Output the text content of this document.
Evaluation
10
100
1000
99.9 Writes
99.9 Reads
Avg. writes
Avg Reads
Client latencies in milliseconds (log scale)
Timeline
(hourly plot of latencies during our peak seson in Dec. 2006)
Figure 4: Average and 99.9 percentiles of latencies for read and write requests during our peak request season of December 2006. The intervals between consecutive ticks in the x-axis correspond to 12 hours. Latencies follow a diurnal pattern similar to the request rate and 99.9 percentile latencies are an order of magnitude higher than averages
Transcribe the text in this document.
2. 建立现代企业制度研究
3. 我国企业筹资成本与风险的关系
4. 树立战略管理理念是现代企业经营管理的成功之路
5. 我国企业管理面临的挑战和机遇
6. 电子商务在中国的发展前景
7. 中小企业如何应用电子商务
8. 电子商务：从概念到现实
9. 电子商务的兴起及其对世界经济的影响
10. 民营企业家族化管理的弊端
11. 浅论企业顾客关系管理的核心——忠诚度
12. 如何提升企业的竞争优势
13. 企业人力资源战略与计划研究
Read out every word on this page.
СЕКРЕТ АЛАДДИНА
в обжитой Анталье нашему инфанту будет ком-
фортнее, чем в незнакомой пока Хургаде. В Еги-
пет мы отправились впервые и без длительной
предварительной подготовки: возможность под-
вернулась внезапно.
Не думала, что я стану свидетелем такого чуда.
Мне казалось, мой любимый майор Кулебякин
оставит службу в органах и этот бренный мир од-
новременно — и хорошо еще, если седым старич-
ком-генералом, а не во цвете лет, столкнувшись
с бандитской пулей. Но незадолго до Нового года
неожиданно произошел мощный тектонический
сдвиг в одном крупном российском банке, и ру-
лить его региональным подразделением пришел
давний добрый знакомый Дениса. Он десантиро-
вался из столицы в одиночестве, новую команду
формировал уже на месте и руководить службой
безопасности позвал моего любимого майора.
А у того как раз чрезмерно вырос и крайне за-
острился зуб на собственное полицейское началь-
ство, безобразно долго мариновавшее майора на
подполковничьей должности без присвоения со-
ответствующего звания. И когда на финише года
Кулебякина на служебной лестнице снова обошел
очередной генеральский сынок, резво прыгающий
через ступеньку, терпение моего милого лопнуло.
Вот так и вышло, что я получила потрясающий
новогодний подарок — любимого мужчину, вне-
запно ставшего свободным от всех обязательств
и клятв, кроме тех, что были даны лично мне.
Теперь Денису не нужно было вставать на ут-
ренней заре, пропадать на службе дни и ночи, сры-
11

* Work instructions *
Note each line of the entries that has "моего" in it, and copy those lines.

* Task solution *
безопасности позвал моего любимого майора.
через ступеньку, терпение моего милого лопнуло.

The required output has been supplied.